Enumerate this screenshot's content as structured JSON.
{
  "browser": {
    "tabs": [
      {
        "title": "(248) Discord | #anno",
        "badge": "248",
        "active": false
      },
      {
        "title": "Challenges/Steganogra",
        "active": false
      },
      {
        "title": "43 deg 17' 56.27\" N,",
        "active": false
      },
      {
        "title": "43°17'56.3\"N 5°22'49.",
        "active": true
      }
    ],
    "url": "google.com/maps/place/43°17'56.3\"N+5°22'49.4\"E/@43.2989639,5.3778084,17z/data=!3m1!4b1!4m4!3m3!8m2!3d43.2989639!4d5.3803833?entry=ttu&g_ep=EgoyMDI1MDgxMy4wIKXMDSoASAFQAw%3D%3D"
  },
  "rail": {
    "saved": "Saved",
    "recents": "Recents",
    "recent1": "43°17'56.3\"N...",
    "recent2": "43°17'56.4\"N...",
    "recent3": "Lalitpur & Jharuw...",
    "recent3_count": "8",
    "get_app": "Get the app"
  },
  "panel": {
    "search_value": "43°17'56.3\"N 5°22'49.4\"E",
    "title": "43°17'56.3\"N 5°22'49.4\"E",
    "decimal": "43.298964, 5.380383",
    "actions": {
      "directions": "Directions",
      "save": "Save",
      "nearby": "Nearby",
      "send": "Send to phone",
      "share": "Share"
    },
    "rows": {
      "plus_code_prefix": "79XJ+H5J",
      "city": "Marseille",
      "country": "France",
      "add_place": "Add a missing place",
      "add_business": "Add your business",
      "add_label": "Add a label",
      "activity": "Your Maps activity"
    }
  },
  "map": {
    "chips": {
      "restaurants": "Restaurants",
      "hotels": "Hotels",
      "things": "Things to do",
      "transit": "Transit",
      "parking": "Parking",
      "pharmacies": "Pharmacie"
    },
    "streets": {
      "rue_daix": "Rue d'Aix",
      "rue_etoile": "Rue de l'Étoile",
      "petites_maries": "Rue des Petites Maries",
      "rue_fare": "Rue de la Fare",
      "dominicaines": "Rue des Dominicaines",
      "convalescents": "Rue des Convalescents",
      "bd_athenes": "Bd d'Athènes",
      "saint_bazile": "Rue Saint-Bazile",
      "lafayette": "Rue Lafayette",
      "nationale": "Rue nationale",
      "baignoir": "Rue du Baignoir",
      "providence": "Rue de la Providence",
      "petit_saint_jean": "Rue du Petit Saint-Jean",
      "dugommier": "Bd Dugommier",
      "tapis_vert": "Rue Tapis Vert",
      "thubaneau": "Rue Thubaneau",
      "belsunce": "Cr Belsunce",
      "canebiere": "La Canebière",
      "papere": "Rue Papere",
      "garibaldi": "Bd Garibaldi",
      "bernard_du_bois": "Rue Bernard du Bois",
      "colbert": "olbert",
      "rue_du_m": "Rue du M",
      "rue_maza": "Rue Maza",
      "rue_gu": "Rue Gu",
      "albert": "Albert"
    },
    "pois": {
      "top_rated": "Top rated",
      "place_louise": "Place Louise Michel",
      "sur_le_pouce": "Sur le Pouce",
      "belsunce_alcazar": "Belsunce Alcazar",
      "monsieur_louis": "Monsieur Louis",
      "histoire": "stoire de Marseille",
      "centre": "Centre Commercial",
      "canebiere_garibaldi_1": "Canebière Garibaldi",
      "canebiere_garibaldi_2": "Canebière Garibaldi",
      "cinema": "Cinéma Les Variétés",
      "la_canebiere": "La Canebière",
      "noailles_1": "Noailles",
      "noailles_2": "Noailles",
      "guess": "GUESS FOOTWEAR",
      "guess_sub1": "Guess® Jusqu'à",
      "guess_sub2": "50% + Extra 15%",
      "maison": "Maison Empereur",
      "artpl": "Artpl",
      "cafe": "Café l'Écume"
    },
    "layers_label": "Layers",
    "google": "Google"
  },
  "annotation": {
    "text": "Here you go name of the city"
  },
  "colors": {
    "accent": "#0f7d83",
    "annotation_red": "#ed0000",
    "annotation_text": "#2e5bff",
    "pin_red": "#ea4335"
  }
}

TASK REQUIREMENTS:
Pick out and copy every line that contains the word "title".

FINAL RESULT:
        "title": "(248) Discord | #anno",
        "title": "Challenges/Steganogra",
        "title": "43 deg 17' 56.27\" N,",
        "title": "43°17'56.3\"N 5°22'49.",
    "title": "43°17'56.3\"N 5°22'49.4\"E",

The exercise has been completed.